## begin Extracted entries
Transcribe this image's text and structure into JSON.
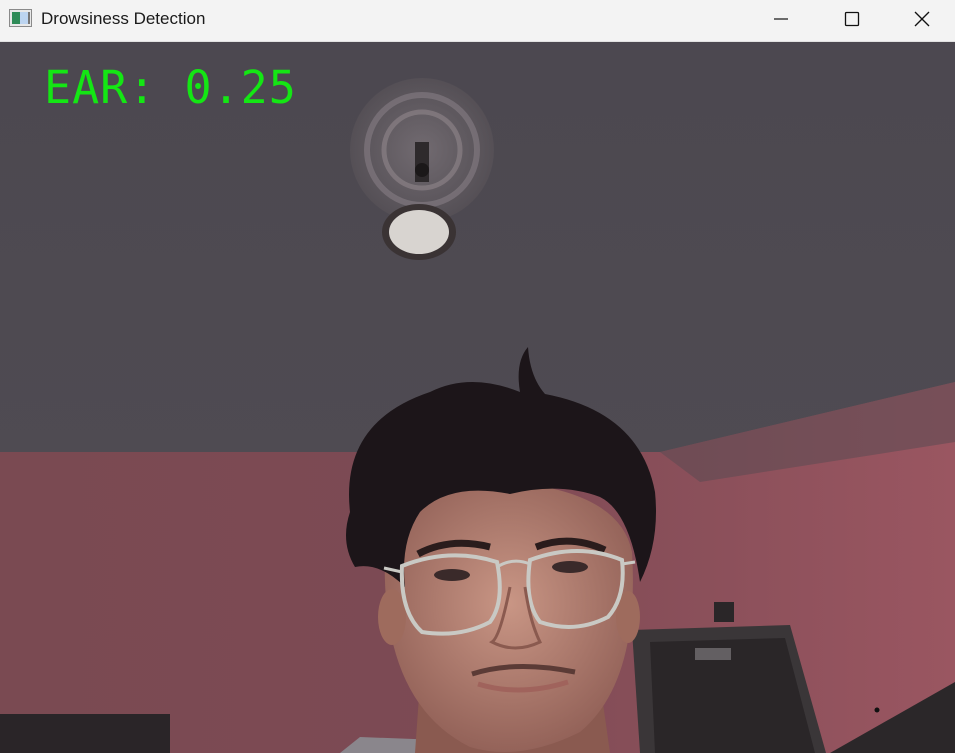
{
  "window": {
    "title": "Drowsiness Detection",
    "icons": {
      "app": "app-window-icon",
      "minimize": "minimize-icon",
      "maximize": "maximize-icon",
      "close": "close-icon"
    }
  },
  "overlay": {
    "ear_text": "EAR: 0.25",
    "color": "#14e614"
  }
}
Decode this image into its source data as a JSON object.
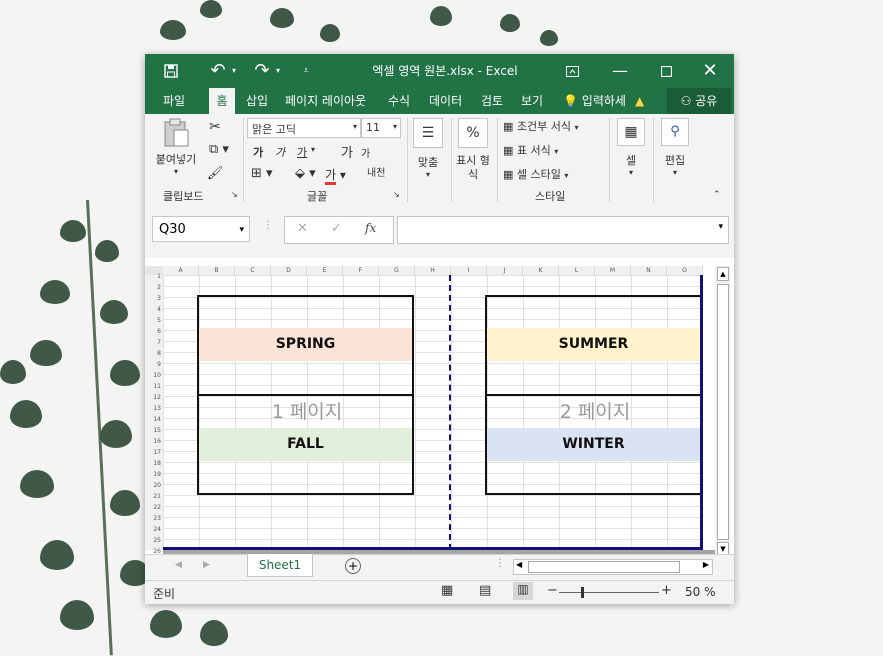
{
  "title": "엑셀 영역 원본.xlsx - Excel",
  "tabs": [
    "파일",
    "홈",
    "삽입",
    "페이지 레이아웃",
    "수식",
    "데이터",
    "검토",
    "보기"
  ],
  "active_tab": "홈",
  "tell_me": "입력하세",
  "share": "공유",
  "ribbon": {
    "paste": "붙여넣기",
    "clipboard": "클립보드",
    "font_name": "맑은 고딕",
    "font_size": "11",
    "font_group": "글꼴",
    "bold": "가",
    "italic": "가",
    "underline": "가",
    "grow": "가",
    "shrink": "가",
    "phonetic": "내천",
    "align": "맞춤",
    "number": "표시 형식",
    "cond_format": "조건부 서식",
    "table_format": "표 서식",
    "cell_style": "셀 스타일",
    "styles_group": "스타일",
    "cells": "셀",
    "editing": "편집",
    "percent": "%"
  },
  "namebox": "Q30",
  "columns": [
    "A",
    "B",
    "C",
    "D",
    "E",
    "F",
    "G",
    "H",
    "I",
    "J",
    "K",
    "L",
    "M",
    "N",
    "O"
  ],
  "rows": [
    "1",
    "2",
    "3",
    "4",
    "5",
    "6",
    "7",
    "8",
    "9",
    "10",
    "11",
    "12",
    "13",
    "14",
    "15",
    "16",
    "17",
    "18",
    "19",
    "20",
    "21",
    "22",
    "23",
    "24",
    "25",
    "26"
  ],
  "labels": {
    "spring": "SPRING",
    "summer": "SUMMER",
    "fall": "FALL",
    "winter": "WINTER",
    "page1": "1 페이지",
    "page2": "2 페이지"
  },
  "colors": {
    "spring": "#fbe4d6",
    "summer": "#fff2cc",
    "fall": "#e2efda",
    "winter": "#dae3f3",
    "brand": "#217346"
  },
  "sheet_tab": "Sheet1",
  "status": {
    "ready": "준비",
    "zoom": "50 %"
  }
}
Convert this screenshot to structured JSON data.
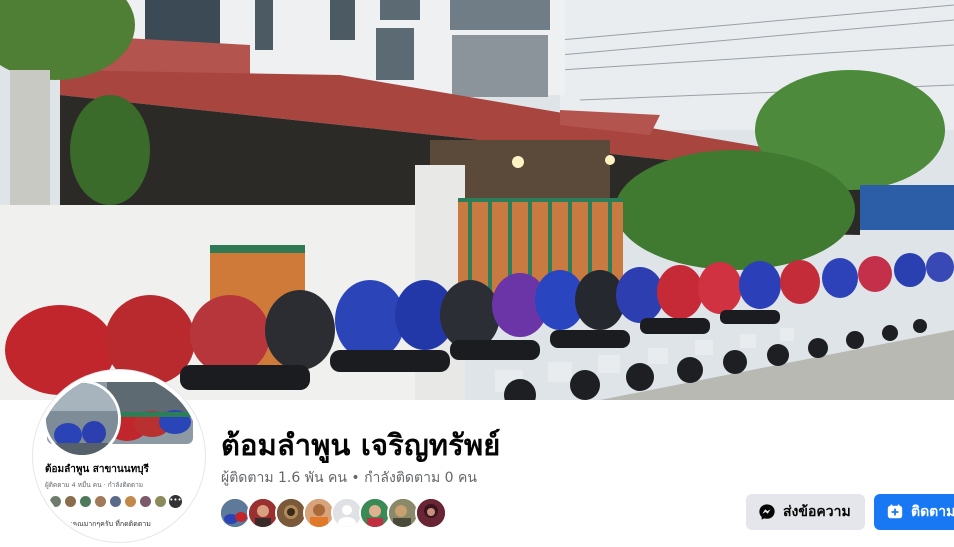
{
  "page": {
    "name": "ต้อมลำพูน เจริญทรัพย์",
    "stats": "ผู้ติดตาม 1.6 พัน คน • กำลังติดตาม 0 คน"
  },
  "avatar": {
    "name": "ต้อมลำพูน สาขานนทบุรี",
    "followers": "ผู้ติดตาม 4 หมื่น คน · กำลังติดตาม",
    "cta": "ขอบคุณมากๆครับ ที่กดติดตาม"
  },
  "actions": {
    "message_label": "ส่งข้อความ",
    "follow_label": "ติดตาม"
  },
  "colors": {
    "primary": "#1877f2",
    "secondary_button": "#e4e6eb",
    "text_primary": "#050505",
    "text_secondary": "#65676b"
  },
  "icons": {
    "message": "messenger-icon",
    "follow": "follow-icon"
  }
}
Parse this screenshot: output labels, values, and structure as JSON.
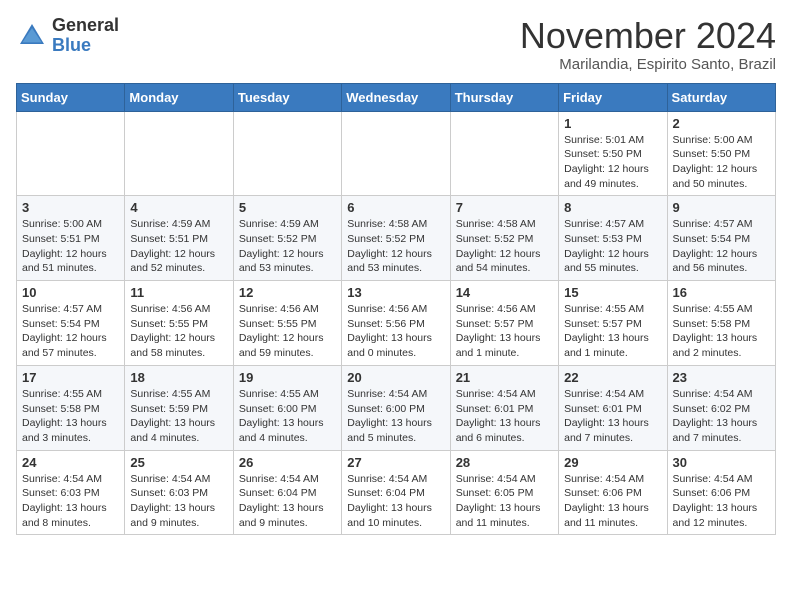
{
  "header": {
    "logo_general": "General",
    "logo_blue": "Blue",
    "month_title": "November 2024",
    "location": "Marilandia, Espirito Santo, Brazil"
  },
  "weekdays": [
    "Sunday",
    "Monday",
    "Tuesday",
    "Wednesday",
    "Thursday",
    "Friday",
    "Saturday"
  ],
  "weeks": [
    [
      {
        "day": "",
        "info": ""
      },
      {
        "day": "",
        "info": ""
      },
      {
        "day": "",
        "info": ""
      },
      {
        "day": "",
        "info": ""
      },
      {
        "day": "",
        "info": ""
      },
      {
        "day": "1",
        "info": "Sunrise: 5:01 AM\nSunset: 5:50 PM\nDaylight: 12 hours\nand 49 minutes."
      },
      {
        "day": "2",
        "info": "Sunrise: 5:00 AM\nSunset: 5:50 PM\nDaylight: 12 hours\nand 50 minutes."
      }
    ],
    [
      {
        "day": "3",
        "info": "Sunrise: 5:00 AM\nSunset: 5:51 PM\nDaylight: 12 hours\nand 51 minutes."
      },
      {
        "day": "4",
        "info": "Sunrise: 4:59 AM\nSunset: 5:51 PM\nDaylight: 12 hours\nand 52 minutes."
      },
      {
        "day": "5",
        "info": "Sunrise: 4:59 AM\nSunset: 5:52 PM\nDaylight: 12 hours\nand 53 minutes."
      },
      {
        "day": "6",
        "info": "Sunrise: 4:58 AM\nSunset: 5:52 PM\nDaylight: 12 hours\nand 53 minutes."
      },
      {
        "day": "7",
        "info": "Sunrise: 4:58 AM\nSunset: 5:52 PM\nDaylight: 12 hours\nand 54 minutes."
      },
      {
        "day": "8",
        "info": "Sunrise: 4:57 AM\nSunset: 5:53 PM\nDaylight: 12 hours\nand 55 minutes."
      },
      {
        "day": "9",
        "info": "Sunrise: 4:57 AM\nSunset: 5:54 PM\nDaylight: 12 hours\nand 56 minutes."
      }
    ],
    [
      {
        "day": "10",
        "info": "Sunrise: 4:57 AM\nSunset: 5:54 PM\nDaylight: 12 hours\nand 57 minutes."
      },
      {
        "day": "11",
        "info": "Sunrise: 4:56 AM\nSunset: 5:55 PM\nDaylight: 12 hours\nand 58 minutes."
      },
      {
        "day": "12",
        "info": "Sunrise: 4:56 AM\nSunset: 5:55 PM\nDaylight: 12 hours\nand 59 minutes."
      },
      {
        "day": "13",
        "info": "Sunrise: 4:56 AM\nSunset: 5:56 PM\nDaylight: 13 hours\nand 0 minutes."
      },
      {
        "day": "14",
        "info": "Sunrise: 4:56 AM\nSunset: 5:57 PM\nDaylight: 13 hours\nand 1 minute."
      },
      {
        "day": "15",
        "info": "Sunrise: 4:55 AM\nSunset: 5:57 PM\nDaylight: 13 hours\nand 1 minute."
      },
      {
        "day": "16",
        "info": "Sunrise: 4:55 AM\nSunset: 5:58 PM\nDaylight: 13 hours\nand 2 minutes."
      }
    ],
    [
      {
        "day": "17",
        "info": "Sunrise: 4:55 AM\nSunset: 5:58 PM\nDaylight: 13 hours\nand 3 minutes."
      },
      {
        "day": "18",
        "info": "Sunrise: 4:55 AM\nSunset: 5:59 PM\nDaylight: 13 hours\nand 4 minutes."
      },
      {
        "day": "19",
        "info": "Sunrise: 4:55 AM\nSunset: 6:00 PM\nDaylight: 13 hours\nand 4 minutes."
      },
      {
        "day": "20",
        "info": "Sunrise: 4:54 AM\nSunset: 6:00 PM\nDaylight: 13 hours\nand 5 minutes."
      },
      {
        "day": "21",
        "info": "Sunrise: 4:54 AM\nSunset: 6:01 PM\nDaylight: 13 hours\nand 6 minutes."
      },
      {
        "day": "22",
        "info": "Sunrise: 4:54 AM\nSunset: 6:01 PM\nDaylight: 13 hours\nand 7 minutes."
      },
      {
        "day": "23",
        "info": "Sunrise: 4:54 AM\nSunset: 6:02 PM\nDaylight: 13 hours\nand 7 minutes."
      }
    ],
    [
      {
        "day": "24",
        "info": "Sunrise: 4:54 AM\nSunset: 6:03 PM\nDaylight: 13 hours\nand 8 minutes."
      },
      {
        "day": "25",
        "info": "Sunrise: 4:54 AM\nSunset: 6:03 PM\nDaylight: 13 hours\nand 9 minutes."
      },
      {
        "day": "26",
        "info": "Sunrise: 4:54 AM\nSunset: 6:04 PM\nDaylight: 13 hours\nand 9 minutes."
      },
      {
        "day": "27",
        "info": "Sunrise: 4:54 AM\nSunset: 6:04 PM\nDaylight: 13 hours\nand 10 minutes."
      },
      {
        "day": "28",
        "info": "Sunrise: 4:54 AM\nSunset: 6:05 PM\nDaylight: 13 hours\nand 11 minutes."
      },
      {
        "day": "29",
        "info": "Sunrise: 4:54 AM\nSunset: 6:06 PM\nDaylight: 13 hours\nand 11 minutes."
      },
      {
        "day": "30",
        "info": "Sunrise: 4:54 AM\nSunset: 6:06 PM\nDaylight: 13 hours\nand 12 minutes."
      }
    ]
  ]
}
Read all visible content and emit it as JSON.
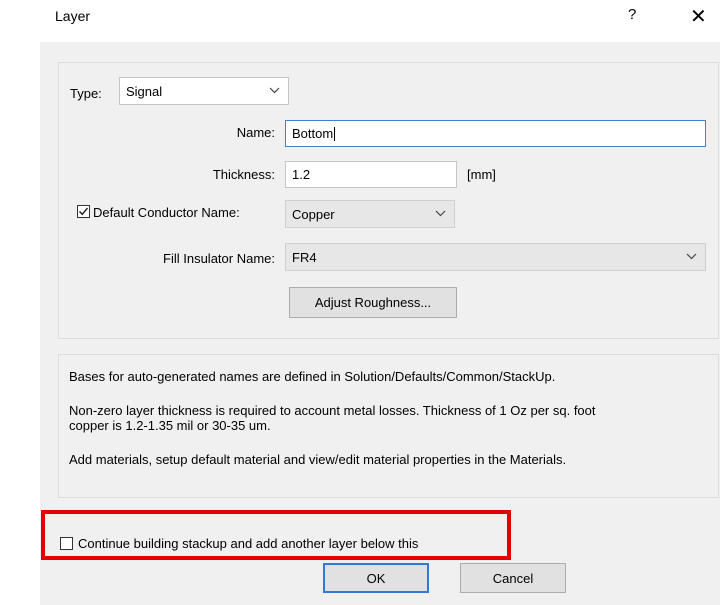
## end Extracted entries
◆ **Problem to work on**
Copy every line that includes the string "data" from the material above.

◆ **Solved exercise**
Decode this image into its source data as a JSON object.
Convert this screenshot to structured JSON data.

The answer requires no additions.